_Aim_
Look through the material and copy each line holding "competitors".

_Information provided_
● ● ● ●

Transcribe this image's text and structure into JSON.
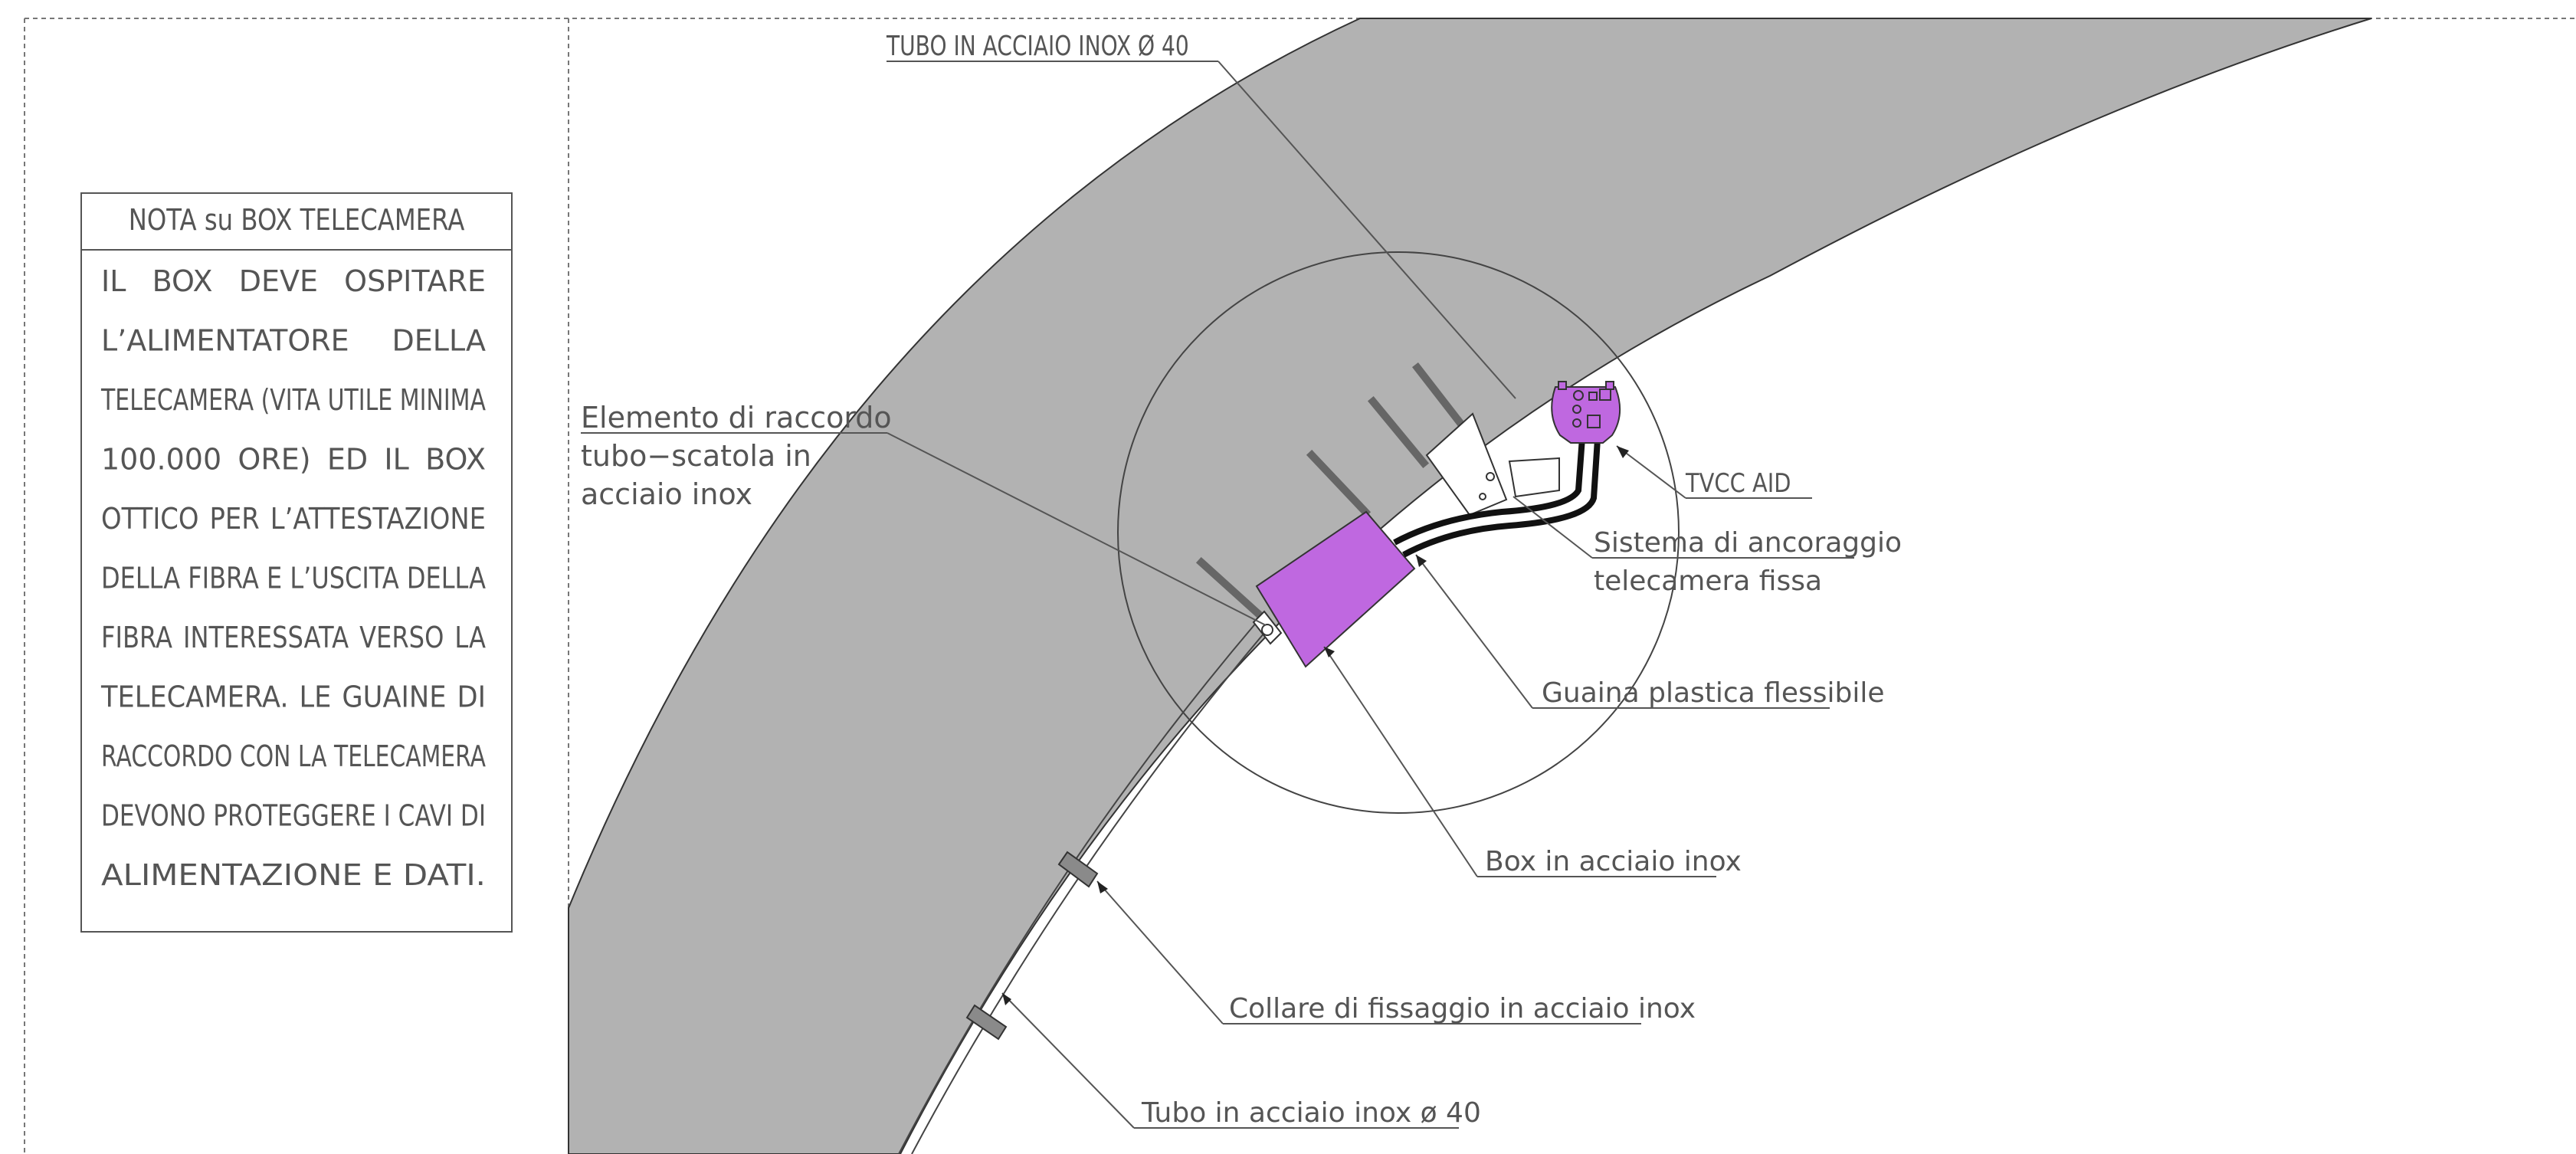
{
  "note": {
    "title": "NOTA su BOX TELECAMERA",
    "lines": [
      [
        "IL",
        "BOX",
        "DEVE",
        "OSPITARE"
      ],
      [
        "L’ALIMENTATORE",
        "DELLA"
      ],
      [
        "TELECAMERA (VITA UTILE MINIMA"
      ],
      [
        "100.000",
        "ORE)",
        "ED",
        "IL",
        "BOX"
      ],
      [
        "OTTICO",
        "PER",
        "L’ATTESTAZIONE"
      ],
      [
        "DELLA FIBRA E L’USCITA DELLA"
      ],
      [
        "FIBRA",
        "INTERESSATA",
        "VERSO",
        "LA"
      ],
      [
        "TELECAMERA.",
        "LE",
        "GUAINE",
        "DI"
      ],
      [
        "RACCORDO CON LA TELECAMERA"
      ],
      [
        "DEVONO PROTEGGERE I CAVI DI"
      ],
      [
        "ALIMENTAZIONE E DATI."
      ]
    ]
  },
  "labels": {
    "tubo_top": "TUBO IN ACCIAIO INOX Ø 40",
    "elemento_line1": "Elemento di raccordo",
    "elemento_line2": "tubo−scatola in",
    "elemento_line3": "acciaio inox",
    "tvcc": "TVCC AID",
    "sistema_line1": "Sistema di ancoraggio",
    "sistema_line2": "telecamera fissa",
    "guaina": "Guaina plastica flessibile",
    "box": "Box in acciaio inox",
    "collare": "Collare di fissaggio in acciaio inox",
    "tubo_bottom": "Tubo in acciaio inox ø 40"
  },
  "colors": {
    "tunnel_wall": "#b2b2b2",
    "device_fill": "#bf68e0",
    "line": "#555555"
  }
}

● ● ● ●

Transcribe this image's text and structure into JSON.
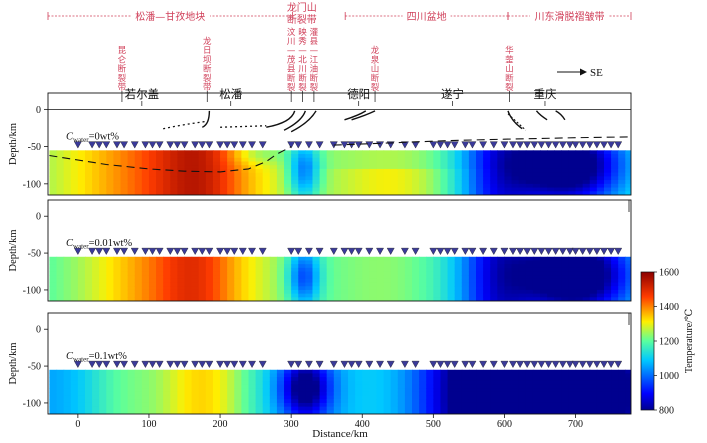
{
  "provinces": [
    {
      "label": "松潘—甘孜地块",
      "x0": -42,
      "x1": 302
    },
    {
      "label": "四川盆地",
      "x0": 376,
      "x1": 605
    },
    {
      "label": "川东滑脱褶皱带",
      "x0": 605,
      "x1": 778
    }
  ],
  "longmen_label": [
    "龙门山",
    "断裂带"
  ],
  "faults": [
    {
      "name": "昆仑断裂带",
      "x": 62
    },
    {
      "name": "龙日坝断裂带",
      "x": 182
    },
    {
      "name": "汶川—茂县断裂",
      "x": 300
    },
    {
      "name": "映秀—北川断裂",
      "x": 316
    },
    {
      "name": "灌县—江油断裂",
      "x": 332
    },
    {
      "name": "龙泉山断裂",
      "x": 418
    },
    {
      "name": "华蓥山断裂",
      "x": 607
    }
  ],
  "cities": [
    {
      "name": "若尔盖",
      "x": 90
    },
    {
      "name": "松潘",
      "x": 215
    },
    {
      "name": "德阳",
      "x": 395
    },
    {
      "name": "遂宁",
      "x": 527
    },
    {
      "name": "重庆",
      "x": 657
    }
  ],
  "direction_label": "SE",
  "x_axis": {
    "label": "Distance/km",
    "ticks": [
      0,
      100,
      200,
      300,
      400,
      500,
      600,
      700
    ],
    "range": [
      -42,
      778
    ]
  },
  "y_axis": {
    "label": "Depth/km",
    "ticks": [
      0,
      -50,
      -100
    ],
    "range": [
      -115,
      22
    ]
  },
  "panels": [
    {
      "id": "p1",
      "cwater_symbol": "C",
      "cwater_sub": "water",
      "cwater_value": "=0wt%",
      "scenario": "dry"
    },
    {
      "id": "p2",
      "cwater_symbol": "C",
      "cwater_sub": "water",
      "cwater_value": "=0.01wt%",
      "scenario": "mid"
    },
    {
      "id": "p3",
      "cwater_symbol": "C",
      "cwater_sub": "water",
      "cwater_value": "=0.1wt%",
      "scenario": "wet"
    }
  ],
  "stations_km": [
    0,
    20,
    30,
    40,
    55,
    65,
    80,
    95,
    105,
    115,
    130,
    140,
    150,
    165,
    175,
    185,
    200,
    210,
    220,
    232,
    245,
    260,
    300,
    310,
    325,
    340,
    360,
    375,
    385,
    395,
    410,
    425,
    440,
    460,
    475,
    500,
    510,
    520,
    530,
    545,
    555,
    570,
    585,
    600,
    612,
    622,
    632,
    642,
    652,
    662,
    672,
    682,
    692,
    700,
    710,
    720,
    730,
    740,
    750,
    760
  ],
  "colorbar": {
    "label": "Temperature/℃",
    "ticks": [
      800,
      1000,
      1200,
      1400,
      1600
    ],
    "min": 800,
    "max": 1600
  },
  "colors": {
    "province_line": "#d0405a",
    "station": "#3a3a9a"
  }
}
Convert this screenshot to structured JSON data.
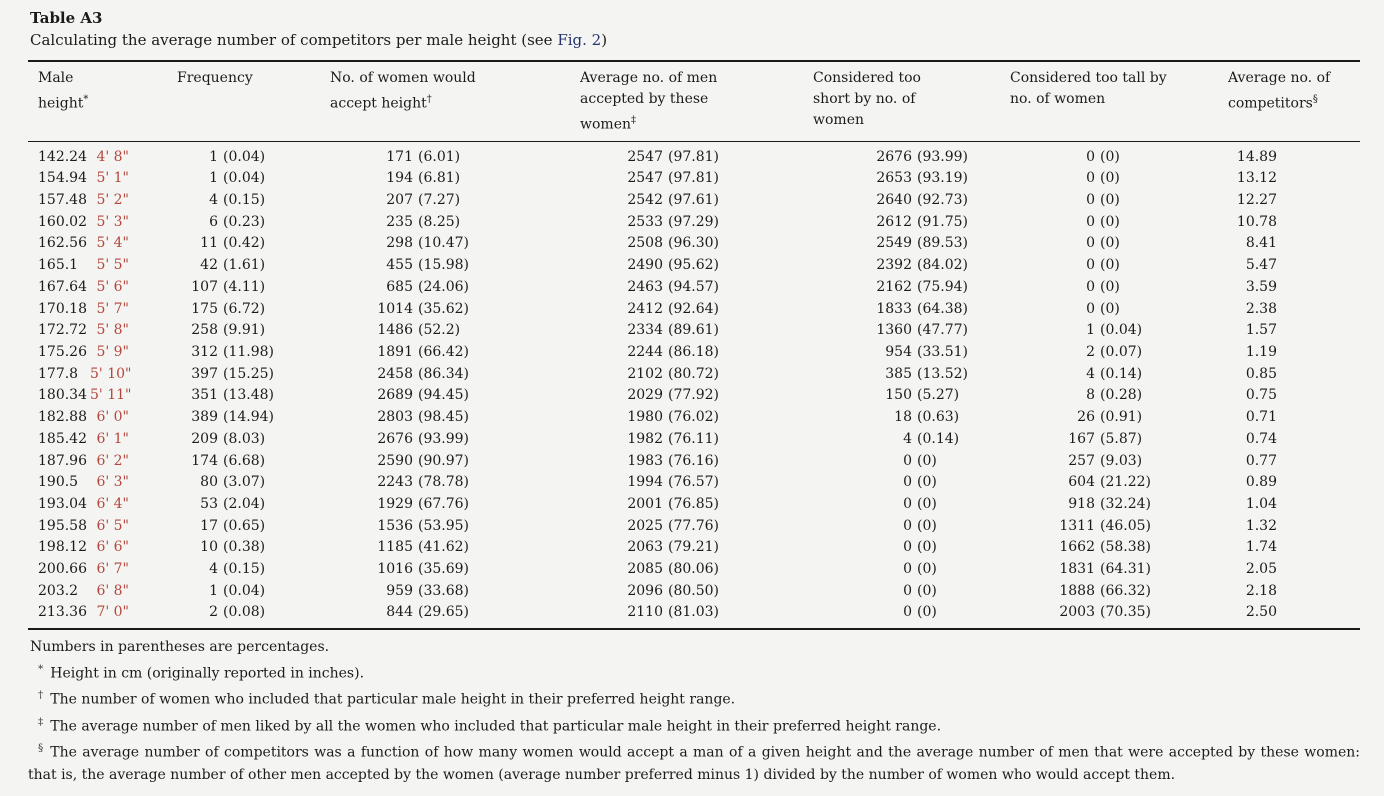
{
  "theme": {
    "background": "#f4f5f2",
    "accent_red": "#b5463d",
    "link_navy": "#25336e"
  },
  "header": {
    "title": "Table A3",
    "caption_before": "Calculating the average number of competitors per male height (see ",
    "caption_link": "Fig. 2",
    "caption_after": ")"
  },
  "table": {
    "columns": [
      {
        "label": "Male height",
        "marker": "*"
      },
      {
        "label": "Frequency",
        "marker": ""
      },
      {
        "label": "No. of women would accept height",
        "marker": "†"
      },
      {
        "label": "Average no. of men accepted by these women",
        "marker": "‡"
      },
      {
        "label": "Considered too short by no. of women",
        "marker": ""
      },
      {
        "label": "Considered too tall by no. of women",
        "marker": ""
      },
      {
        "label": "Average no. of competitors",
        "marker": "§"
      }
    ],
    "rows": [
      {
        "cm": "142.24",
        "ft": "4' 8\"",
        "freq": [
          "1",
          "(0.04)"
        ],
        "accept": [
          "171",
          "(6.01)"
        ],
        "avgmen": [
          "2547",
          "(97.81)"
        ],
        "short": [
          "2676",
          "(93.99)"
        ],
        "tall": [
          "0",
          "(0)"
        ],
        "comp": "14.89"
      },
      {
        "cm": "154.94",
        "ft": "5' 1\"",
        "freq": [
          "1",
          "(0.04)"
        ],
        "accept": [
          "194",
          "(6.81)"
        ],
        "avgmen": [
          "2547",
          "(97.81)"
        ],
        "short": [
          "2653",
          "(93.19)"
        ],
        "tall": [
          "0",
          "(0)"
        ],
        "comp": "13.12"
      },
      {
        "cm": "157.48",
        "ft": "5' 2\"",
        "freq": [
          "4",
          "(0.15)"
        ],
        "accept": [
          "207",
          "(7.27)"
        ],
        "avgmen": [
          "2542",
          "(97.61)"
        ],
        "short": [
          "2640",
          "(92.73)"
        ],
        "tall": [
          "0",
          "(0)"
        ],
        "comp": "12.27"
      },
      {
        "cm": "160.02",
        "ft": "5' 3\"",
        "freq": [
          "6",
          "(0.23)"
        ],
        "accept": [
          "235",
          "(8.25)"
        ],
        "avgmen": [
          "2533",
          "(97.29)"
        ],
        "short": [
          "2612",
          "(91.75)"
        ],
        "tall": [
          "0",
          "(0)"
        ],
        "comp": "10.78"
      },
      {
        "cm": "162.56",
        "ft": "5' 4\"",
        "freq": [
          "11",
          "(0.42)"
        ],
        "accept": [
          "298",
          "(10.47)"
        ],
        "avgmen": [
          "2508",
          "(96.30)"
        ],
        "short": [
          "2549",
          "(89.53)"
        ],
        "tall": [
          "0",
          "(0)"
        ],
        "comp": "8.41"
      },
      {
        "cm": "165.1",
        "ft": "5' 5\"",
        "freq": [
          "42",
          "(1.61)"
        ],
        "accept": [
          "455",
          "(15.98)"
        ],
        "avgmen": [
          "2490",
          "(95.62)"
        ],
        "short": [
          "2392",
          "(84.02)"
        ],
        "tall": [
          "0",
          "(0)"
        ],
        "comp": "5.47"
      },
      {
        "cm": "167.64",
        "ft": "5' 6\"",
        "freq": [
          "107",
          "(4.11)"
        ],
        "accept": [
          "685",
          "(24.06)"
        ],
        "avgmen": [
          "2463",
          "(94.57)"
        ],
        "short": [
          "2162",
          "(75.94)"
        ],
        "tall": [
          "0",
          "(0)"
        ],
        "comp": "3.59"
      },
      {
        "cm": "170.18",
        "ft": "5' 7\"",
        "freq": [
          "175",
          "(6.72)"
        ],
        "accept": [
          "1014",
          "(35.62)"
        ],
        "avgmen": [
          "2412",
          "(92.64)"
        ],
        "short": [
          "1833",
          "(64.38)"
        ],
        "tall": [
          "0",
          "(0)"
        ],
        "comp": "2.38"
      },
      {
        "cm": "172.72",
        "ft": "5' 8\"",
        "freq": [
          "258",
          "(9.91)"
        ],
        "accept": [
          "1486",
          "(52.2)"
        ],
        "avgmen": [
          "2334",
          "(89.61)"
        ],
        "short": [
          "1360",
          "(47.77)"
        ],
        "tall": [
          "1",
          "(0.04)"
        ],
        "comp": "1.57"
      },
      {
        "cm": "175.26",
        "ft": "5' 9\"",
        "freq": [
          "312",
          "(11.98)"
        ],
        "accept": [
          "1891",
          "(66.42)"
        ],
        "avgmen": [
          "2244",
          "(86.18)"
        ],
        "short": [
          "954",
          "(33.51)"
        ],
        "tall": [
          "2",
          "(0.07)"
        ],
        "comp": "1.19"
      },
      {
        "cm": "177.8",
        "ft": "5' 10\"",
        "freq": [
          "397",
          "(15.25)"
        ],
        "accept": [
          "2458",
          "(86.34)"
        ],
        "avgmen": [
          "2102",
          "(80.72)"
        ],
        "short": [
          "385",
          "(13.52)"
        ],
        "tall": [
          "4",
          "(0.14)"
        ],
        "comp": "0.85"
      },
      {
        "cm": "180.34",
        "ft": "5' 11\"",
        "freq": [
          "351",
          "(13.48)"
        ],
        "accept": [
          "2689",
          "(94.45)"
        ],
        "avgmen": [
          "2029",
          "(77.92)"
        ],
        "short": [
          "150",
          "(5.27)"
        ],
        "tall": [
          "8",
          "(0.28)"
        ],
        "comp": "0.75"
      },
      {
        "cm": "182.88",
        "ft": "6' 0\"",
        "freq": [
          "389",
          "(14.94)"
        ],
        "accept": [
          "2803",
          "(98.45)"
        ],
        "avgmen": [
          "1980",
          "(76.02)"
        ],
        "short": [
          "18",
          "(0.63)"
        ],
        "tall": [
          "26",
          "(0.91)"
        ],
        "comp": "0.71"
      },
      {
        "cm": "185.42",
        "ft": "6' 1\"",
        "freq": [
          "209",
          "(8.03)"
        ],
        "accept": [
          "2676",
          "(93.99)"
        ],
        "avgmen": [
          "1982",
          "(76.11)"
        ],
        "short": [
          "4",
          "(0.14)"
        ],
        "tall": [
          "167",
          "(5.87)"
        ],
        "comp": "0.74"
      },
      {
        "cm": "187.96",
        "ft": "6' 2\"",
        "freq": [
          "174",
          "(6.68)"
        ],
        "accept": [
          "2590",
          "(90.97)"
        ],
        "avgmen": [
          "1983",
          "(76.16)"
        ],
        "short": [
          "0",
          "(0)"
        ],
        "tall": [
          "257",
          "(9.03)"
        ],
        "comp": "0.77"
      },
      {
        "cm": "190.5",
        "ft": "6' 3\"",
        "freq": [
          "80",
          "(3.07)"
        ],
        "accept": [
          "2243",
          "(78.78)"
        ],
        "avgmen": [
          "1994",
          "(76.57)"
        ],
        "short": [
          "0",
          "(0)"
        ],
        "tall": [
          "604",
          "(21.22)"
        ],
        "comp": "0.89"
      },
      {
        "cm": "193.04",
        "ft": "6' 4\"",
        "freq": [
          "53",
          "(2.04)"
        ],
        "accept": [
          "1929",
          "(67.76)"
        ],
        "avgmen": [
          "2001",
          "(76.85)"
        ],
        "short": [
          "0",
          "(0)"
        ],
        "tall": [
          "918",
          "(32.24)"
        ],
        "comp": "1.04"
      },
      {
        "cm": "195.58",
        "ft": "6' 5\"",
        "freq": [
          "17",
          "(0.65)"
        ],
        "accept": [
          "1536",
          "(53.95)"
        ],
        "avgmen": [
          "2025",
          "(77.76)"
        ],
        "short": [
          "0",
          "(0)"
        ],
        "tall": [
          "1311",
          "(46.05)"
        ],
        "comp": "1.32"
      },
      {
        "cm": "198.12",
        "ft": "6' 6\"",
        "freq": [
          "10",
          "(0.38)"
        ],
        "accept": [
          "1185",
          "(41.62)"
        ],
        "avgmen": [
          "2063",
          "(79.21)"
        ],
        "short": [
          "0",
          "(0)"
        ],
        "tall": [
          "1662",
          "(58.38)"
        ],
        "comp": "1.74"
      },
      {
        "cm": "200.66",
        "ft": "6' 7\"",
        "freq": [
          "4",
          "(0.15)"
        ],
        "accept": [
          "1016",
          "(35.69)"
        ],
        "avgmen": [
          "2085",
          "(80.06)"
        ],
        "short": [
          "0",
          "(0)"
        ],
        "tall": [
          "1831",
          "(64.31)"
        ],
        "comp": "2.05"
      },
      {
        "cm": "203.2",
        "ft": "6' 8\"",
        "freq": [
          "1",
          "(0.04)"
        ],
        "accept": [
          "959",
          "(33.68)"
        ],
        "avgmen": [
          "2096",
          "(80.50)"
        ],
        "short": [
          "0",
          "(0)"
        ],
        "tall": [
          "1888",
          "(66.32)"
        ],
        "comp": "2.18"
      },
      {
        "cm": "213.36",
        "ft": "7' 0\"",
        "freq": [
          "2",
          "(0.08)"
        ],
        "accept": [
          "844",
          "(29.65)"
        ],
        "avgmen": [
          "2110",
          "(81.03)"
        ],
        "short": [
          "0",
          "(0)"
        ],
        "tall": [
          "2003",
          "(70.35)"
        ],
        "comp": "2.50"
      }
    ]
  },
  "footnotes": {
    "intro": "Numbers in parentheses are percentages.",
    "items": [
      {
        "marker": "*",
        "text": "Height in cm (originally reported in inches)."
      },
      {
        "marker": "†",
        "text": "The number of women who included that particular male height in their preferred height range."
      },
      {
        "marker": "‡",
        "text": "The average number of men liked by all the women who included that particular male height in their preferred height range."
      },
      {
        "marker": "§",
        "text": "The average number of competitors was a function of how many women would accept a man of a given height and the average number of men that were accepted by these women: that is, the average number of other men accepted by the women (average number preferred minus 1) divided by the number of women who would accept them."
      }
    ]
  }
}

● ● ● ●

_Solved problem_
    "caption_before": "Calculating the average number of competitors per male height (see ",
        "label": "Average no. of competitors",
        "text": "The average number of competitors was a function of how many women would accept a man of a given height and the average number of men that were accepted by these women: that is, the average number of other men accepted by the women (average number preferred minus 1) divided by the number of women who would accept them."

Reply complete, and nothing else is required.